> TASK
Below is a block of records. Copy every line in it that contains the word "they".

################

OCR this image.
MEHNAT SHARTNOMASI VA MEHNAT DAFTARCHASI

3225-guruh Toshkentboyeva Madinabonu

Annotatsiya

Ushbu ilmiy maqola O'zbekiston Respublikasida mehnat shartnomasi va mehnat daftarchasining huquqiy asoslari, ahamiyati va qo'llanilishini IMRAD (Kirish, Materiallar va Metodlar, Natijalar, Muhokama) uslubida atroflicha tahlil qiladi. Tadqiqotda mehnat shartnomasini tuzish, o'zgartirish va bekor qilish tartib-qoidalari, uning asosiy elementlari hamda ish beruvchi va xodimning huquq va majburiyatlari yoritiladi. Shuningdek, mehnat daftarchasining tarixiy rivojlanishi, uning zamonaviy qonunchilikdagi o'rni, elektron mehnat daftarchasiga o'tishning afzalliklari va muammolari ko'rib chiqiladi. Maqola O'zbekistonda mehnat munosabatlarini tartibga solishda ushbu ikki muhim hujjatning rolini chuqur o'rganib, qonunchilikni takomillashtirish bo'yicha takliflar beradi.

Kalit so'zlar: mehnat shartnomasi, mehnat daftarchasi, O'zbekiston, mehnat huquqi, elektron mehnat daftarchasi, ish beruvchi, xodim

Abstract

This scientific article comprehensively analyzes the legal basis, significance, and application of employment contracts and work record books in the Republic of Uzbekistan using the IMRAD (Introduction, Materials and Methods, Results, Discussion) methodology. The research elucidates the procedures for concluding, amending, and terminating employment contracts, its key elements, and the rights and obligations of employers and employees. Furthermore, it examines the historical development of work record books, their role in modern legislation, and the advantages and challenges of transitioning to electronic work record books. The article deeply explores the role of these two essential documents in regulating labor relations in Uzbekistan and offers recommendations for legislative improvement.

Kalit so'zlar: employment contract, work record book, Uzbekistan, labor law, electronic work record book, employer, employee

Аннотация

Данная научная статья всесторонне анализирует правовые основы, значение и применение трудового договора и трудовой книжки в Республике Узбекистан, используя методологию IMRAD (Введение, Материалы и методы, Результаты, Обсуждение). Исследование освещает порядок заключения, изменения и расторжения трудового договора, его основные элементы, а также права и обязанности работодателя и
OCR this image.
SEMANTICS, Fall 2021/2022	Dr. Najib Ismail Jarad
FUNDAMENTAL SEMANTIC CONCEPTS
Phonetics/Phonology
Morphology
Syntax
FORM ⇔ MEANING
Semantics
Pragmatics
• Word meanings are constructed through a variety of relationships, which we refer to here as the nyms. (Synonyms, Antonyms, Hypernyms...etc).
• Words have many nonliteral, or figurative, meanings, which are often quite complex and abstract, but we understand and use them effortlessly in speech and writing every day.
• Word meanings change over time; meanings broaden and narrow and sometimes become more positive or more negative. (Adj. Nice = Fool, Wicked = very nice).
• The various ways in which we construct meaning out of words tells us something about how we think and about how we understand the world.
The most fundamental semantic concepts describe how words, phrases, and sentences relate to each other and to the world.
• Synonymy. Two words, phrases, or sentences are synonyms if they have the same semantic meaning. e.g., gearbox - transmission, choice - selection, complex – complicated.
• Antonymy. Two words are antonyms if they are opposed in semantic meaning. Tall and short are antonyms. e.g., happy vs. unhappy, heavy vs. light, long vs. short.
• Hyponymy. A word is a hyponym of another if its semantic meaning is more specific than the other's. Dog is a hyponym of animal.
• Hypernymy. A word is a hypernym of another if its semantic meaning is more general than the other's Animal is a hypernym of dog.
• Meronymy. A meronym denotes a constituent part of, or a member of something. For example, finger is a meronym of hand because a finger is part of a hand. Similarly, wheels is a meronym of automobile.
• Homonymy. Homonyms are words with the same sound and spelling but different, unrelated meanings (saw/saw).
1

################

> ANSWER TO THE PROBLEM
• Synonymy. Two words, phrases, or sentences are synonyms if they have the same semantic meaning. e.g., gearbox - transmission, choice - selection, complex – complicated.
• Antonymy. Two words are antonyms if they are opposed in semantic meaning. Tall and short are antonyms. e.g., happy vs. unhappy, heavy vs. light, long vs. short.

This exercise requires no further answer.